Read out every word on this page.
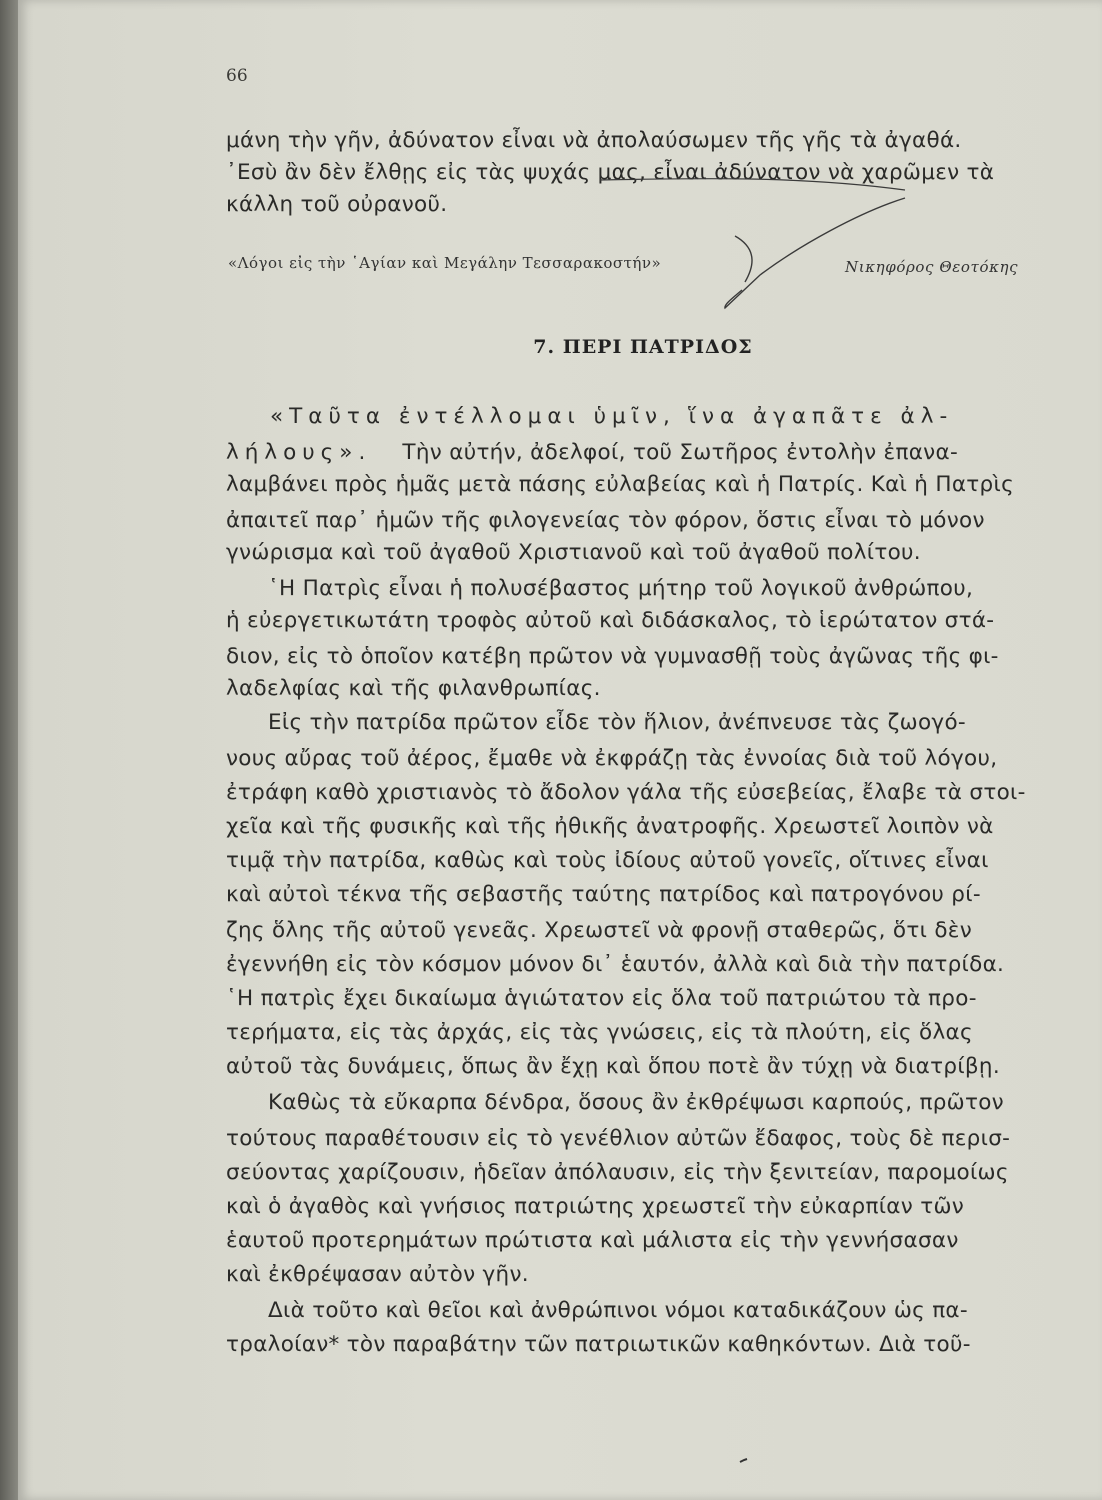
66
μάνη τὴν γῆν, ἀδύνατον εἶναι νὰ ἀπολαύσωμεν τῆς γῆς τὰ ἀγαθά.
᾿Εσὺ ἂν δὲν ἔλθῃς εἰς τὰς ψυχάς μας, εἶναι ἀδύνατον νὰ χαρῶμεν τὰ
κάλλη τοῦ οὐρανοῦ.
«Λόγοι εἰς τὴν ῾Αγίαν καὶ Μεγάλην Τεσσαρακοστήν»	Νικηφόρος Θεοτόκης
7. ΠΕΡΙ ΠΑΤΡΙΔΟΣ
«Ταῦτα ἐντέλλομαι ὑμῖν, ἵνα ἀγαπᾶτε ἀλ-
λήλους». Τὴν αὐτήν, ἀδελφοί, τοῦ Σωτῆρος ἐντολὴν ἐπανα-
λαμβάνει πρὸς ἡμᾶς μετὰ πάσης εὐλαβείας καὶ ἡ Πατρίς. Καὶ ἡ Πατρὶς
ἀπαιτεῖ παρ᾿ ἡμῶν τῆς φιλογενείας τὸν φόρον, ὅστις εἶναι τὸ μόνον
γνώρισμα καὶ τοῦ ἀγαθοῦ Χριστιανοῦ καὶ τοῦ ἀγαθοῦ πολίτου.
῾Η Πατρὶς εἶναι ἡ πολυσέβαστος μήτηρ τοῦ λογικοῦ ἀνθρώπου,
ἡ εὐεργετικωτάτη τροφὸς αὐτοῦ καὶ διδάσκαλος, τὸ ἱερώτατον στά-
διον, εἰς τὸ ὁποῖον κατέβη πρῶτον νὰ γυμνασθῇ τοὺς ἀγῶνας τῆς φι-
λαδελφίας καὶ τῆς φιλανθρωπίας.
Εἰς τὴν πατρίδα πρῶτον εἶδε τὸν ἥλιον, ἀνέπνευσε τὰς ζωογό-
νους αὔρας τοῦ ἀέρος, ἔμαθε νὰ ἐκφράζῃ τὰς ἐννοίας διὰ τοῦ λόγου,
ἐτράφη καθὸ χριστιανὸς τὸ ἄδολον γάλα τῆς εὐσεβείας, ἔλαβε τὰ στοι-
χεῖα καὶ τῆς φυσικῆς καὶ τῆς ἠθικῆς ἀνατροφῆς. Χρεωστεῖ λοιπὸν νὰ
τιμᾷ τὴν πατρίδα, καθὼς καὶ τοὺς ἰδίους αὐτοῦ γονεῖς, οἵτινες εἶναι
καὶ αὐτοὶ τέκνα τῆς σεβαστῆς ταύτης πατρίδος καὶ πατρογόνου ρί-
ζης ὅλης τῆς αὐτοῦ γενεᾶς. Χρεωστεῖ νὰ φρονῇ σταθερῶς, ὅτι δὲν
ἐγεννήθη εἰς τὸν κόσμον μόνον δι᾿ ἑαυτόν, ἀλλὰ καὶ διὰ τὴν πατρίδα.
῾Η πατρὶς ἔχει δικαίωμα ἁγιώτατον εἰς ὅλα τοῦ πατριώτου τὰ προ-
τερήματα, εἰς τὰς ἀρχάς, εἰς τὰς γνώσεις, εἰς τὰ πλούτη, εἰς ὅλας
αὐτοῦ τὰς δυνάμεις, ὅπως ἂν ἔχῃ καὶ ὅπου ποτὲ ἂν τύχῃ νὰ διατρίβῃ.
Καθὼς τὰ εὔκαρπα δένδρα, ὅσους ἂν ἐκθρέψωσι καρπούς, πρῶτον
τούτους παραθέτουσιν εἰς τὸ γενέθλιον αὐτῶν ἔδαφος, τοὺς δὲ περισ-
σεύοντας χαρίζουσιν, ἡδεῖαν ἀπόλαυσιν, εἰς τὴν ξενιτείαν, παρομοίως
καὶ ὁ ἀγαθὸς καὶ γνήσιος πατριώτης χρεωστεῖ τὴν εὐκαρπίαν τῶν
ἑαυτοῦ προτερημάτων πρώτιστα καὶ μάλιστα εἰς τὴν γεννήσασαν
καὶ ἐκθρέψασαν αὐτὸν γῆν.
Διὰ τοῦτο καὶ θεῖοι καὶ ἀνθρώπινοι νόμοι καταδικάζουν ὡς πα-
τραλοίαν* τὸν παραβάτην τῶν πατριωτικῶν καθηκόντων. Διὰ τοῦ-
- - - - -
*What the task asks*. On how many lines does the word "πρῶτον" appear? Answer with only the number.

*Problem solution*. 3